▶ Required work
In the material below, list every line carrying the string "stqa".

────────────────

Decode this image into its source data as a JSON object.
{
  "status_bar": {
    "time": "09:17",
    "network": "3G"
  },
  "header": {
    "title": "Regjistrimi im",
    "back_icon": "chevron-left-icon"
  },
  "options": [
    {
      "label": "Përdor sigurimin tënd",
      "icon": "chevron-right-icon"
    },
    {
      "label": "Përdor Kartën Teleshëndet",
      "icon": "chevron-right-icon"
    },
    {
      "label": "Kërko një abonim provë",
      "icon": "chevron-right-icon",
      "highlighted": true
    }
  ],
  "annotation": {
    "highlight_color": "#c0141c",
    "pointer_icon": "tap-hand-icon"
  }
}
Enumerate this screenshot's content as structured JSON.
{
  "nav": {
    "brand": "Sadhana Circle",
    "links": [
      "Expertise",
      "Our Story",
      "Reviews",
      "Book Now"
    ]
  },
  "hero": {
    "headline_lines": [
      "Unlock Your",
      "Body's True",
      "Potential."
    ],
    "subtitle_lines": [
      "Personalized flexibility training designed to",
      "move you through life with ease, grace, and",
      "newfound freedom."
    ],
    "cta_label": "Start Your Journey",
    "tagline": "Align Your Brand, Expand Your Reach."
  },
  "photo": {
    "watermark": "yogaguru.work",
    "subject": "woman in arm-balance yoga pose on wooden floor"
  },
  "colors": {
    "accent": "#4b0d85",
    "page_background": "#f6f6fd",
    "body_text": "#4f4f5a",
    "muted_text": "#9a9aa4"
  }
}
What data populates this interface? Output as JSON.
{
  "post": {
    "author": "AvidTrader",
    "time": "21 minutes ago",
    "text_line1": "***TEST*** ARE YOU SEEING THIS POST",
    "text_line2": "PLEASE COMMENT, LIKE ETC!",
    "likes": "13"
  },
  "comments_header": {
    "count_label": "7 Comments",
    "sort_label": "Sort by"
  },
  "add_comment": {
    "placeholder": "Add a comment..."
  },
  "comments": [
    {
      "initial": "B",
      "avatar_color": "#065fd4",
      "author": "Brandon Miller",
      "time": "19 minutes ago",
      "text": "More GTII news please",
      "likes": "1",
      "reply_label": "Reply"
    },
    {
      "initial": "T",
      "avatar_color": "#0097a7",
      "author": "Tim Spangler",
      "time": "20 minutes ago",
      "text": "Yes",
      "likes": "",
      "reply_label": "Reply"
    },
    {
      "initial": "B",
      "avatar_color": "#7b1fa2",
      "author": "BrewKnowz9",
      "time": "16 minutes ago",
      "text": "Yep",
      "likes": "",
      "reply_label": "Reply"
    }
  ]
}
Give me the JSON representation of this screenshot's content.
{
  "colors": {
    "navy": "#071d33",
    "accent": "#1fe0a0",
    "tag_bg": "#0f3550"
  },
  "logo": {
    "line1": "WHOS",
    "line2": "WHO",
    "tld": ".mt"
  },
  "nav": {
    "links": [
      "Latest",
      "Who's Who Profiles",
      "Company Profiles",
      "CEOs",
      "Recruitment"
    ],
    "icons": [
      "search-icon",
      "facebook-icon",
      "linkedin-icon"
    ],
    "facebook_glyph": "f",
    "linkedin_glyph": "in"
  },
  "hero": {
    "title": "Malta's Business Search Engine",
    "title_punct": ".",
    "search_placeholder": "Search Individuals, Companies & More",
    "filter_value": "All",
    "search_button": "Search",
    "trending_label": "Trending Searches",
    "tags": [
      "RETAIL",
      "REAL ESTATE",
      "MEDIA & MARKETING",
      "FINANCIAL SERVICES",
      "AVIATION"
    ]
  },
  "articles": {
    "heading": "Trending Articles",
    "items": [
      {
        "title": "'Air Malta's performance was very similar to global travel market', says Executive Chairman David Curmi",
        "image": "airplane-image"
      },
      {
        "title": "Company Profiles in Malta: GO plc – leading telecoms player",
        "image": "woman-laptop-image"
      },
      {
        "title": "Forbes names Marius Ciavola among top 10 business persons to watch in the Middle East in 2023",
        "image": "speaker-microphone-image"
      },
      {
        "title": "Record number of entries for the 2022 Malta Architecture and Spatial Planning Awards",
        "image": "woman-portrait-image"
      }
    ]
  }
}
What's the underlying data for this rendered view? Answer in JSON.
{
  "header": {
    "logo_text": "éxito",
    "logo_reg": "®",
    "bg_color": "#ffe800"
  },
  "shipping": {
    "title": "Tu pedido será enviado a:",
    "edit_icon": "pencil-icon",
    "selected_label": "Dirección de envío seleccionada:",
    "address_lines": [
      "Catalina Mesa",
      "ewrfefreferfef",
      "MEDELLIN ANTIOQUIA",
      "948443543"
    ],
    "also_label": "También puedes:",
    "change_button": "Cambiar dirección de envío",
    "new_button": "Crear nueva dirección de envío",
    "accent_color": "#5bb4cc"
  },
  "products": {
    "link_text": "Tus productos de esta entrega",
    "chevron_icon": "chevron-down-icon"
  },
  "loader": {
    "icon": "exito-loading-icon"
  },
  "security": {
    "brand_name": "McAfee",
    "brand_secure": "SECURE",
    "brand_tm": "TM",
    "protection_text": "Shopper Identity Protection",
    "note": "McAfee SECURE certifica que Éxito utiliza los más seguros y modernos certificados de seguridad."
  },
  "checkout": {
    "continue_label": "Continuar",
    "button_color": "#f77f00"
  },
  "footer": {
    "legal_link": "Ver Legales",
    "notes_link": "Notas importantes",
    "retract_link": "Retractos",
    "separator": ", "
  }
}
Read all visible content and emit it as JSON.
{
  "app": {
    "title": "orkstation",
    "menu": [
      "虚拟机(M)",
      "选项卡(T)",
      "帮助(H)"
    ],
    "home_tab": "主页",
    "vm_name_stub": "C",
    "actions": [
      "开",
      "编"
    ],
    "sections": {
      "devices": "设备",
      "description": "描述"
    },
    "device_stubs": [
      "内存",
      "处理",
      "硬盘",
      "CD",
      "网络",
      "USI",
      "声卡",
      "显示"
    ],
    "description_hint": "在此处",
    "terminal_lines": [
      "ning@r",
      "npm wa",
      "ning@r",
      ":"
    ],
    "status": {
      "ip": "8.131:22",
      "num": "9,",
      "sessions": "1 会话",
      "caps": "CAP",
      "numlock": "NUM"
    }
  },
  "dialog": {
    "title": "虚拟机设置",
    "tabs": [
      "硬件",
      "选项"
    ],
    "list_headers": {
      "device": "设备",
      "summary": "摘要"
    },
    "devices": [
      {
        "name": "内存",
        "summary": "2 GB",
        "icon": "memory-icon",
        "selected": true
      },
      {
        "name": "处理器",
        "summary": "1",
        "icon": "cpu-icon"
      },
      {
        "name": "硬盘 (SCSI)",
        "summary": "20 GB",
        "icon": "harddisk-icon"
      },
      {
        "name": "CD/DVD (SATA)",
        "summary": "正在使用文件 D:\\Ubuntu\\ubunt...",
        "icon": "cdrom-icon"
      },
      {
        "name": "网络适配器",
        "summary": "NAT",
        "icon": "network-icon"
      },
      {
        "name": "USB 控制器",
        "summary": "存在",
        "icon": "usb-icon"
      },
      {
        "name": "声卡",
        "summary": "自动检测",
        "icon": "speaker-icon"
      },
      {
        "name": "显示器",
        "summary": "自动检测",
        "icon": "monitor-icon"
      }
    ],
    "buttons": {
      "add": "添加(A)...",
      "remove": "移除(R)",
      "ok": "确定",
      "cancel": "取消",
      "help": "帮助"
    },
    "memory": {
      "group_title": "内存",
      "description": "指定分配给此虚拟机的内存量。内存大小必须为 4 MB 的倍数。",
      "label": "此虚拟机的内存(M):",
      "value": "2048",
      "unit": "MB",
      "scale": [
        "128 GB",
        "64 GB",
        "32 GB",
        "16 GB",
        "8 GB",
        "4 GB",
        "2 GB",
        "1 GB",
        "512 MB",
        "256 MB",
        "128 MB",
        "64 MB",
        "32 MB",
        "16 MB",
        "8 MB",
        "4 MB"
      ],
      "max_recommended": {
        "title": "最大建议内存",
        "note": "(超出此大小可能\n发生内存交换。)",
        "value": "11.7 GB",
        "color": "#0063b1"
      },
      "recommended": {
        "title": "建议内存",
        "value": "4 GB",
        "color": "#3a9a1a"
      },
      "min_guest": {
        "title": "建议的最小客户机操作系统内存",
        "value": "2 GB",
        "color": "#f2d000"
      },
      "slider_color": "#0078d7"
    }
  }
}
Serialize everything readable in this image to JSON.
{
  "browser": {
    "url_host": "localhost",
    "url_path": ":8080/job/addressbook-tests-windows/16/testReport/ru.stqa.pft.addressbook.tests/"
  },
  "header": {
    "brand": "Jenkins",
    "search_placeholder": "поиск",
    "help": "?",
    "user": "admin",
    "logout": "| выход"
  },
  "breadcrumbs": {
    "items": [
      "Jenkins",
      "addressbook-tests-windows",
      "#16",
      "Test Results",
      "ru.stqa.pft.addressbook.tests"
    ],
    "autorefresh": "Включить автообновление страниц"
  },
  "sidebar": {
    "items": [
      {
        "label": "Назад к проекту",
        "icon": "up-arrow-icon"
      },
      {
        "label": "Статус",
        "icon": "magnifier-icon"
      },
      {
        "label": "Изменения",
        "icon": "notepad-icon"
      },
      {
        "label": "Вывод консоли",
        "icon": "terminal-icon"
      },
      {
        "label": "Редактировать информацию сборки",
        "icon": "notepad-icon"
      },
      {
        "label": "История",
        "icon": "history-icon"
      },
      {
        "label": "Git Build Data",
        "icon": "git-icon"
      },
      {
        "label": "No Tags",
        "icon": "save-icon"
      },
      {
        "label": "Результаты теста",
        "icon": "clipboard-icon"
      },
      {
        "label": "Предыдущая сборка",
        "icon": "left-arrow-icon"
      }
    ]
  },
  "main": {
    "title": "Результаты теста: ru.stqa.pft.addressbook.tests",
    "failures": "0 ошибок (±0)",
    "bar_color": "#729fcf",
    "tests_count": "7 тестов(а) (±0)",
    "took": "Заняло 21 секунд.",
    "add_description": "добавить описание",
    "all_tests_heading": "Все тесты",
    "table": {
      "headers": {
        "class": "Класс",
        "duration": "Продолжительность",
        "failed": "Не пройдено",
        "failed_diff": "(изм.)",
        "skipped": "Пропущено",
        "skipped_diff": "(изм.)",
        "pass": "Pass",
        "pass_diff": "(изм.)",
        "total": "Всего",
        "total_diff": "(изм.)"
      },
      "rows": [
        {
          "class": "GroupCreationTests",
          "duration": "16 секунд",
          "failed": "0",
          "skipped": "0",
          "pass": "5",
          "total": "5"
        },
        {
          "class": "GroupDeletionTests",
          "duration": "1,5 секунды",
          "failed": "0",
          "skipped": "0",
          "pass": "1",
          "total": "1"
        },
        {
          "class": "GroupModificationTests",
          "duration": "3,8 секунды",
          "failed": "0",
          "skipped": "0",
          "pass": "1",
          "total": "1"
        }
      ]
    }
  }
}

────────────────

▶ Solution below
    "url_path": ":8080/job/addressbook-tests-windows/16/testReport/ru.stqa.pft.addressbook.tests/"
      "ru.stqa.pft.addressbook.tests"
    "title": "Результаты теста: ru.stqa.pft.addressbook.tests",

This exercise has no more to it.